Dataset rows
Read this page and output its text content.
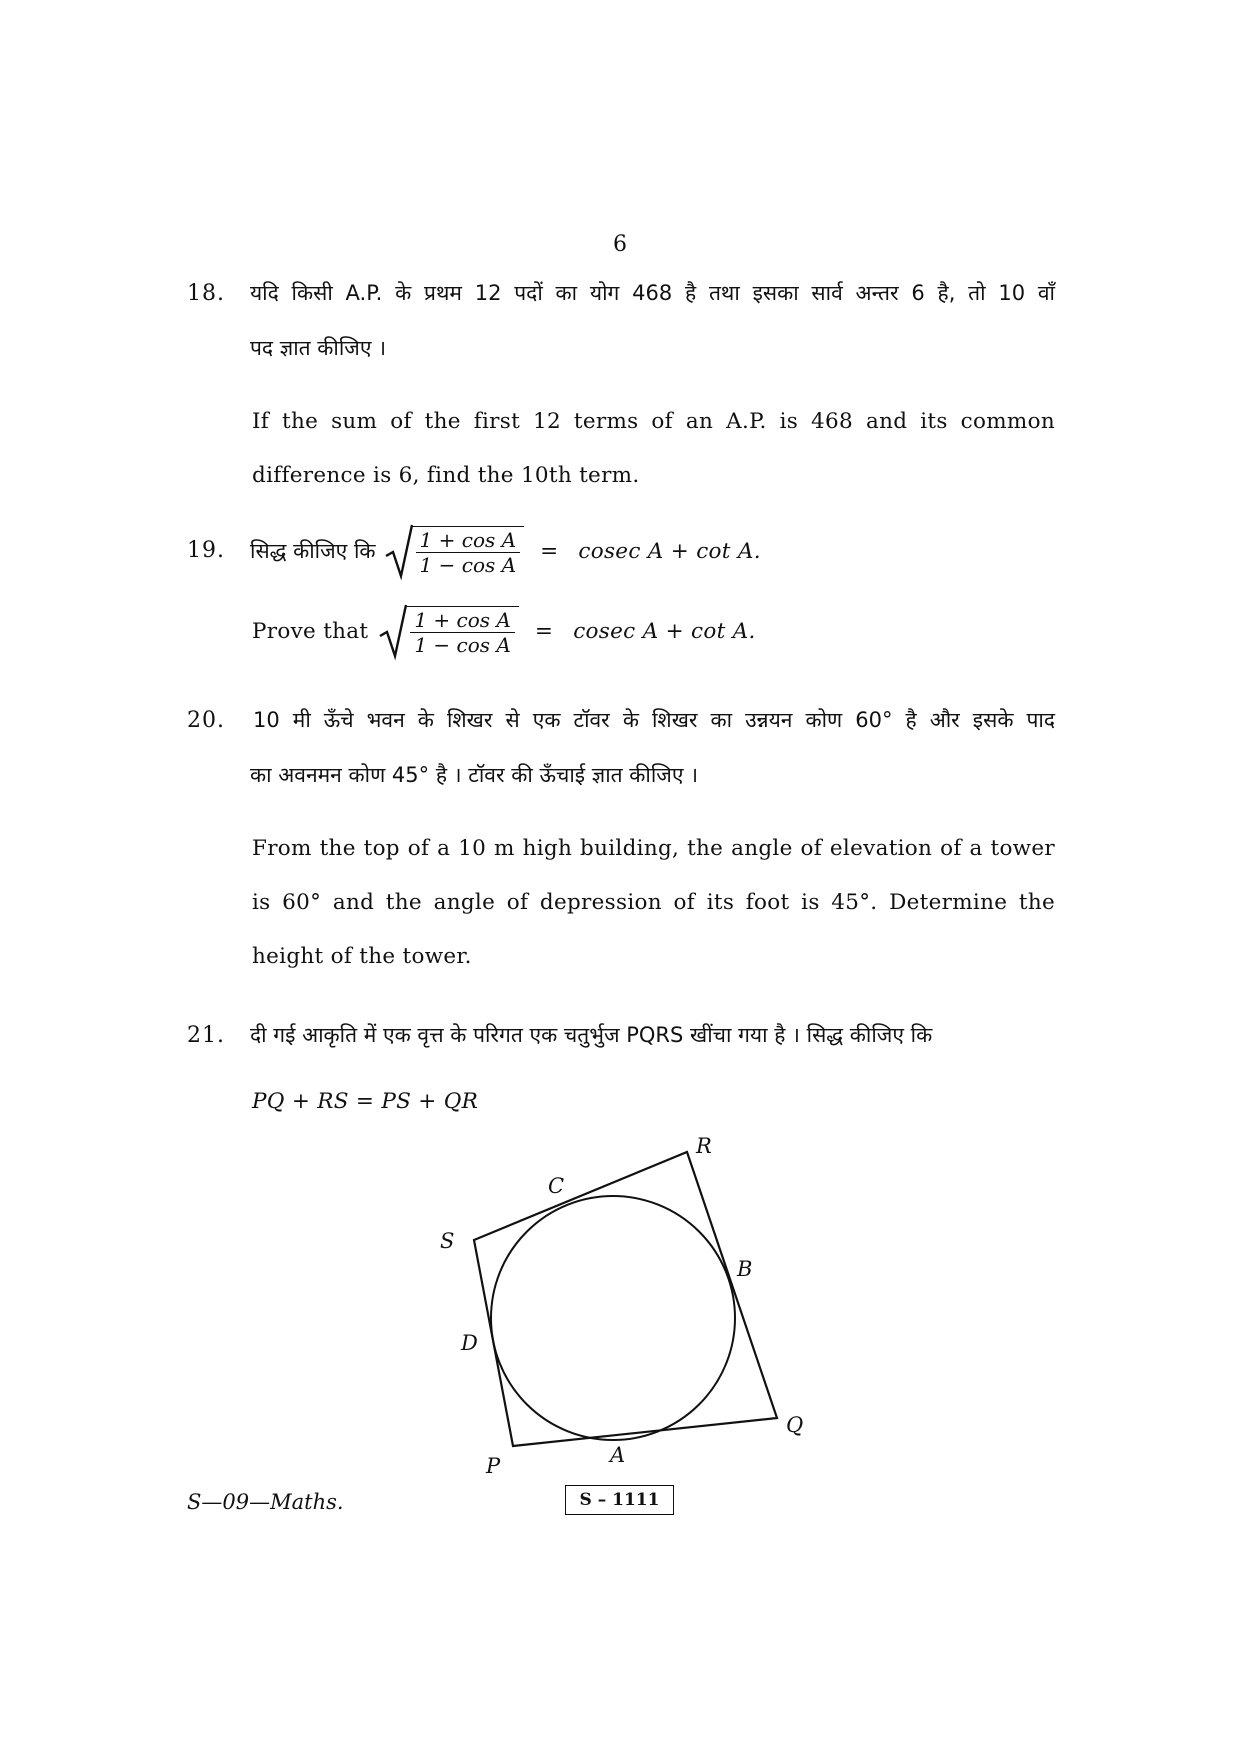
6
18. यदि किसी A.P. के प्रथम 12 पदों का योग 468 है तथा इसका सार्व अन्तर 6 है, तो 10 वाँ
पद ज्ञात कीजिए ।
If the sum of the first 12 terms of an A.P. is 468 and its common
difference is 6, find the 10th term.
19. सिद्ध कीजिए कि $\frac{\text{1 + cos A}}{\text{1 − cos A}} = cosec$ A + cot A.
Prove that $\frac{\text{1 + cos A}}{\text{1 − cos A}} = cosec$ A + cot A.
20. 10 मी ऊँचे भवन के शिखर से एक टॉवर के शिखर का उन्नयन कोण 60° है और इसके पाद
का अवनमन कोण 45° है । टॉवर की ऊँचाई ज्ञात कीजिए ।
From the top of a 10 m high building, the angle of elevation of a tower
is 60° and the angle of depression of its foot is 45°. Determine the
height of the tower.
21. दी गई आकृति में एक वृत्त के परिगत एक चतुर्भुज PQRS खींचा गया है । सिद्ध कीजिए कि
PQ + RS = PS + QR
P
Q
R
S
A
B
C
D
S—09—Maths.	S – 1111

Instruction
Print all the records again exactly; do not include any picture.

Worked solution
Read this page and output its text content.
6
18. यदि किसी A.P. के प्रथम 12 पदों का योग 468 है तथा इसका सार्व अन्तर 6 है, तो 10 वाँ
पद ज्ञात कीजिए ।
If the sum of the first 12 terms of an A.P. is 468 and its common
difference is 6, find the 10th term.
19. सिद्ध कीजिए कि $\frac{\text{1 + cos A}}{\text{1 − cos A}} = cosec$ A + cot A.
Prove that $\frac{\text{1 + cos A}}{\text{1 − cos A}} = cosec$ A + cot A.
20. 10 मी ऊँचे भवन के शिखर से एक टॉवर के शिखर का उन्नयन कोण 60° है और इसके पाद
का अवनमन कोण 45° है । टॉवर की ऊँचाई ज्ञात कीजिए ।
From the top of a 10 m high building, the angle of elevation of a tower
is 60° and the angle of depression of its foot is 45°. Determine the
height of the tower.
21. दी गई आकृति में एक वृत्त के परिगत एक चतुर्भुज PQRS खींचा गया है । सिद्ध कीजिए कि
PQ + RS = PS + QR
P
Q
R
S
A
B
C
D
S—09—Maths.	S – 1111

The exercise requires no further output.